** START OF MATERIAL FOR THIS EXERCISE **

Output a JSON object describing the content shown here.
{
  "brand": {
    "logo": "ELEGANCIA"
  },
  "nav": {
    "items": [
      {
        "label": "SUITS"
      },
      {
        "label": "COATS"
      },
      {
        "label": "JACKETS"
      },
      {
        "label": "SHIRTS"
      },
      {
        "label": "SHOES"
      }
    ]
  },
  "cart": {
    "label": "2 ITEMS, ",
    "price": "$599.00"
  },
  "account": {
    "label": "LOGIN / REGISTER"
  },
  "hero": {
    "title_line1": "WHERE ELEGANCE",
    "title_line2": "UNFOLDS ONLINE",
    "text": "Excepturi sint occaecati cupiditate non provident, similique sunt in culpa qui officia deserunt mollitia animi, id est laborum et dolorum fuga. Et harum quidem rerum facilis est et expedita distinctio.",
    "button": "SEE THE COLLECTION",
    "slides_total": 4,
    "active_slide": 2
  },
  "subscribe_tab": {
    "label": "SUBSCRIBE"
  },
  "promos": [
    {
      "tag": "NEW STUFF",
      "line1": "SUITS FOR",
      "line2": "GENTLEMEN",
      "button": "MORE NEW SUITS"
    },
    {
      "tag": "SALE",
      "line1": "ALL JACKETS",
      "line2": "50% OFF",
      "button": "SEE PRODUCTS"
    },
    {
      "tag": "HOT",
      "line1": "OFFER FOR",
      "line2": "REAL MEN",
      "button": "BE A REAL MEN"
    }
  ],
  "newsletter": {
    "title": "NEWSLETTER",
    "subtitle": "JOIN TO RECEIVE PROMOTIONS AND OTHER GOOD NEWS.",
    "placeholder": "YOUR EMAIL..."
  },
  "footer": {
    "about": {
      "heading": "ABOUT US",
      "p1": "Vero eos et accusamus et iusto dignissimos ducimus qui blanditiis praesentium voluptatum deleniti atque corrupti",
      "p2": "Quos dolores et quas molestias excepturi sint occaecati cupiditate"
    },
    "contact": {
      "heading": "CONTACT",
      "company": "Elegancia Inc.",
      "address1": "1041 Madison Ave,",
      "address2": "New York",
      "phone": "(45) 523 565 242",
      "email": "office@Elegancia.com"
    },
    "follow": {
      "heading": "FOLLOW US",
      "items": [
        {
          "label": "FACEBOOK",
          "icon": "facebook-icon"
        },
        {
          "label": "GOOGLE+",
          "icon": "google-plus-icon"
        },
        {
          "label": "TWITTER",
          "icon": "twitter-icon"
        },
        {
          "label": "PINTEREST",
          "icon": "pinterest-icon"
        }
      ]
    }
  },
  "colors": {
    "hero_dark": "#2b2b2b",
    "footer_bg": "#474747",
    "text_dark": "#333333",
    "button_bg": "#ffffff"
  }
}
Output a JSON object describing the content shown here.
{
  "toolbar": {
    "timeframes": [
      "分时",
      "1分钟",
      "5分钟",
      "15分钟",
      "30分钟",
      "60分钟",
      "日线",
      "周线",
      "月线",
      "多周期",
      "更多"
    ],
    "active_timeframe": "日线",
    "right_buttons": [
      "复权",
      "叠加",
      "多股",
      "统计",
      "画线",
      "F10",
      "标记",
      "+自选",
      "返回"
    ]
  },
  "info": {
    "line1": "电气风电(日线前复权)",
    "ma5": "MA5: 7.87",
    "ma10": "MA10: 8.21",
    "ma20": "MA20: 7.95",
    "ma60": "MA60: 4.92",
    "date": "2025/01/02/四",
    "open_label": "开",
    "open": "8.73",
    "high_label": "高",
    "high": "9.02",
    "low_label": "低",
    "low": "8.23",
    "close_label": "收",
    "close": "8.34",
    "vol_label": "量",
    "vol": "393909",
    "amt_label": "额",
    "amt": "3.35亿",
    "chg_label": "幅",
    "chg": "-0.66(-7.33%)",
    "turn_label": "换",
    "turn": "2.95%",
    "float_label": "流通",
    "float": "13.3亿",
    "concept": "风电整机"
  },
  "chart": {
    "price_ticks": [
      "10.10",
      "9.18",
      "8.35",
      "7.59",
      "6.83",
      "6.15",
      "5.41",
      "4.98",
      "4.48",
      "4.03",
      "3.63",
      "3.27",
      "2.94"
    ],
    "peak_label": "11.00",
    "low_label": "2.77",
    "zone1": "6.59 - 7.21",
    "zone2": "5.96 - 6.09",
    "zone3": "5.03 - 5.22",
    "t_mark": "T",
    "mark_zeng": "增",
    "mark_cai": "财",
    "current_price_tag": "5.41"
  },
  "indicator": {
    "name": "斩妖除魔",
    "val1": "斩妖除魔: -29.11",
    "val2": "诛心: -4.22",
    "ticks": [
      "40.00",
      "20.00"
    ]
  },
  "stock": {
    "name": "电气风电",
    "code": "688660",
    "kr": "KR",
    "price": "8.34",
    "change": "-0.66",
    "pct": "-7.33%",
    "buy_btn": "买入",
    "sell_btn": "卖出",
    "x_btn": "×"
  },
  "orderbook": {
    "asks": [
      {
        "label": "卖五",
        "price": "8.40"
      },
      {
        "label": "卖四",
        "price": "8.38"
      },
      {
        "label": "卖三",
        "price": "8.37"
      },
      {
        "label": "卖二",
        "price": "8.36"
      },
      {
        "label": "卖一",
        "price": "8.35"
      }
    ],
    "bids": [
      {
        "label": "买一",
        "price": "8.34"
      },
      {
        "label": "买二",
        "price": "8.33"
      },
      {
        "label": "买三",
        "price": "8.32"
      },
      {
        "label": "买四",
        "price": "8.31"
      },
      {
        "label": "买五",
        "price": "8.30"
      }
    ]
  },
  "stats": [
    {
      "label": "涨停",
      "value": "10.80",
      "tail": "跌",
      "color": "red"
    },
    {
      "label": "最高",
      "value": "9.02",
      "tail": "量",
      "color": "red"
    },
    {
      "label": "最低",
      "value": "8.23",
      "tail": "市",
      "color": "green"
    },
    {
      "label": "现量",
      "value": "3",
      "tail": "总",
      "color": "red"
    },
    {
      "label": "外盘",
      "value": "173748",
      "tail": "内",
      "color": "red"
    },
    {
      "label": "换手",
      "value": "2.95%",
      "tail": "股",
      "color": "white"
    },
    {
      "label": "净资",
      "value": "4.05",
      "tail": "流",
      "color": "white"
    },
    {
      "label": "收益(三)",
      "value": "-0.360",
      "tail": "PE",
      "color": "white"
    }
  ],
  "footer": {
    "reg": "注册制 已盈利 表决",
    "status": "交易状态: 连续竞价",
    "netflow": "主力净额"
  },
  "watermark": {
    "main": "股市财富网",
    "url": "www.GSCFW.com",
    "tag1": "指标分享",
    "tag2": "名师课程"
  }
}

** END OF MATERIAL FOR THIS EXERCISE **

- **EXERCISE DESCRIPTION**: In the listing above, find the lines holding the word "cupiditate" and copy them.

- **SOLUTION TO THE PROBLEM**:
    "text": "Excepturi sint occaecati cupiditate non provident, similique sunt in culpa qui officia deserunt mollitia animi, id est laborum et dolorum fuga. Et harum quidem rerum facilis est et expedita distinctio.",
      "p2": "Quos dolores et quas molestias excepturi sint occaecati cupiditate"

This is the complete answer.